Your task:
Render every entry exactly as it appears.

+++ Supplied data +++

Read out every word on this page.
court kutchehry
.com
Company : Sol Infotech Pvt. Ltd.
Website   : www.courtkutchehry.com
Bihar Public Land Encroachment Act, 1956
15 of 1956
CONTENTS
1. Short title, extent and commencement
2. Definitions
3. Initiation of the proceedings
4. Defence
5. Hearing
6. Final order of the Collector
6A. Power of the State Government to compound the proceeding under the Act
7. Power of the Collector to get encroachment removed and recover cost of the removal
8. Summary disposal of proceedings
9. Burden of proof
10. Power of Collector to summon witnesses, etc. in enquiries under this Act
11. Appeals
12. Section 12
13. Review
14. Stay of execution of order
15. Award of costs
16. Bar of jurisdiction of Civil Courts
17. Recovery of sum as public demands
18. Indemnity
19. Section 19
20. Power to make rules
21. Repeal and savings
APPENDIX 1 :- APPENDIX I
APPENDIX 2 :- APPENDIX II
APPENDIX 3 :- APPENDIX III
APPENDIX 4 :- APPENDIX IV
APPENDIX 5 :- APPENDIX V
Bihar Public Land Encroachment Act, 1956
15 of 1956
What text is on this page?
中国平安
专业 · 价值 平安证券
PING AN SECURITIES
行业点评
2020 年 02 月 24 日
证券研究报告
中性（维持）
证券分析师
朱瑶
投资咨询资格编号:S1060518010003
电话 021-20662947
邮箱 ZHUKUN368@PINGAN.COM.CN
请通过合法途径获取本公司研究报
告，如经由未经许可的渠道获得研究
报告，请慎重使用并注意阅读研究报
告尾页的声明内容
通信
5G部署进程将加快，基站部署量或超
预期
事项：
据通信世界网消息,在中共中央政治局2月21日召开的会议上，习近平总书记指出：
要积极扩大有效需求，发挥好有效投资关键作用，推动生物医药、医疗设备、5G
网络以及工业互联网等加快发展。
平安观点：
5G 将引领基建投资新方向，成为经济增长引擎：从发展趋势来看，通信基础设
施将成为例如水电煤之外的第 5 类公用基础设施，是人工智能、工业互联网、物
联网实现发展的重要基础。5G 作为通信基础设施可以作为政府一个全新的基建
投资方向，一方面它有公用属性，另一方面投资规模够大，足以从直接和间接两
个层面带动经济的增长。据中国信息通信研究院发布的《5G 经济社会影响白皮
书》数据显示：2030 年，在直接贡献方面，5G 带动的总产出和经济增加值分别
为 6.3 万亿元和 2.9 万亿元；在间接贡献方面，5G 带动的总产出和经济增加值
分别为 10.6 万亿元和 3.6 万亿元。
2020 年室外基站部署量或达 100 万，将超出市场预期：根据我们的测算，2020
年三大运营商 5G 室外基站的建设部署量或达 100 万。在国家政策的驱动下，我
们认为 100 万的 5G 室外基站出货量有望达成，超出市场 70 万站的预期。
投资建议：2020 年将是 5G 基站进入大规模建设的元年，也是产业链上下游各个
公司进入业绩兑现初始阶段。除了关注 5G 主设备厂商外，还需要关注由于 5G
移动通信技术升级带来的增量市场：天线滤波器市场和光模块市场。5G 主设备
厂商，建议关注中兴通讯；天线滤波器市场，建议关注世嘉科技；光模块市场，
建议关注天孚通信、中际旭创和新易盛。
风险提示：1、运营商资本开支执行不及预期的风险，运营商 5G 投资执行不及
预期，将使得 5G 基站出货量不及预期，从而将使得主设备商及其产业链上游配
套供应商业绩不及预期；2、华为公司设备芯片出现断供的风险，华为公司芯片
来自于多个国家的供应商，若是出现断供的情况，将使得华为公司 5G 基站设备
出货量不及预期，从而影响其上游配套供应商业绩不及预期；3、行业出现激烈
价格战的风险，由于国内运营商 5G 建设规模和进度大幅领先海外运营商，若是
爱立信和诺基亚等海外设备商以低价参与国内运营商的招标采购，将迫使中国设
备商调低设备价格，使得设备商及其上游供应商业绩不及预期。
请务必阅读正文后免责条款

+++

Reply to the exercise:
Read out every word on this page.
court kutchehry
.com
Company : Sol Infotech Pvt. Ltd.
Website   : www.courtkutchehry.com
Bihar Public Land Encroachment Act, 1956
15 of 1956
CONTENTS
1. Short title, extent and commencement
2. Definitions
3. Initiation of the proceedings
4. Defence
5. Hearing
6. Final order of the Collector
6A. Power of the State Government to compound the proceeding under the Act
7. Power of the Collector to get encroachment removed and recover cost of the removal
8. Summary disposal of proceedings
9. Burden of proof
10. Power of Collector to summon witnesses, etc. in enquiries under this Act
11. Appeals
12. Section 12
13. Review
14. Stay of execution of order
15. Award of costs
16. Bar of jurisdiction of Civil Courts
17. Recovery of sum as public demands
18. Indemnity
19. Section 19
20. Power to make rules
21. Repeal and savings
APPENDIX 1 :- APPENDIX I
APPENDIX 2 :- APPENDIX II
APPENDIX 3 :- APPENDIX III
APPENDIX 4 :- APPENDIX IV
APPENDIX 5 :- APPENDIX V
Bihar Public Land Encroachment Act, 1956
15 of 1956
What text is on this page?
中国平安
专业 · 价值 平安证券
PING AN SECURITIES
行业点评
2020 年 02 月 24 日
证券研究报告
中性（维持）
证券分析师
朱瑶
投资咨询资格编号:S1060518010003
电话 021-20662947
邮箱 ZHUKUN368@PINGAN.COM.CN
请通过合法途径获取本公司研究报
告，如经由未经许可的渠道获得研究
报告，请慎重使用并注意阅读研究报
告尾页的声明内容
通信
5G部署进程将加快，基站部署量或超
预期
事项：
据通信世界网消息,在中共中央政治局2月21日召开的会议上，习近平总书记指出：
要积极扩大有效需求，发挥好有效投资关键作用，推动生物医药、医疗设备、5G
网络以及工业互联网等加快发展。
平安观点：
5G 将引领基建投资新方向，成为经济增长引擎：从发展趋势来看，通信基础设
施将成为例如水电煤之外的第 5 类公用基础设施，是人工智能、工业互联网、物
联网实现发展的重要基础。5G 作为通信基础设施可以作为政府一个全新的基建
投资方向，一方面它有公用属性，另一方面投资规模够大，足以从直接和间接两
个层面带动经济的增长。据中国信息通信研究院发布的《5G 经济社会影响白皮
书》数据显示：2030 年，在直接贡献方面，5G 带动的总产出和经济增加值分别
为 6.3 万亿元和 2.9 万亿元；在间接贡献方面，5G 带动的总产出和经济增加值
分别为 10.6 万亿元和 3.6 万亿元。
2020 年室外基站部署量或达 100 万，将超出市场预期：根据我们的测算，2020
年三大运营商 5G 室外基站的建设部署量或达 100 万。在国家政策的驱动下，我
们认为 100 万的 5G 室外基站出货量有望达成，超出市场 70 万站的预期。
投资建议：2020 年将是 5G 基站进入大规模建设的元年，也是产业链上下游各个
公司进入业绩兑现初始阶段。除了关注 5G 主设备厂商外，还需要关注由于 5G
移动通信技术升级带来的增量市场：天线滤波器市场和光模块市场。5G 主设备
厂商，建议关注中兴通讯；天线滤波器市场，建议关注世嘉科技；光模块市场，
建议关注天孚通信、中际旭创和新易盛。
风险提示：1、运营商资本开支执行不及预期的风险，运营商 5G 投资执行不及
预期，将使得 5G 基站出货量不及预期，从而将使得主设备商及其产业链上游配
套供应商业绩不及预期；2、华为公司设备芯片出现断供的风险，华为公司芯片
来自于多个国家的供应商，若是出现断供的情况，将使得华为公司 5G 基站设备
出货量不及预期，从而影响其上游配套供应商业绩不及预期；3、行业出现激烈
价格战的风险，由于国内运营商 5G 建设规模和进度大幅领先海外运营商，若是
爱立信和诺基亚等海外设备商以低价参与国内运营商的招标采购，将迫使中国设
备商调低设备价格，使得设备商及其上游供应商业绩不及预期。
请务必阅读正文后免责条款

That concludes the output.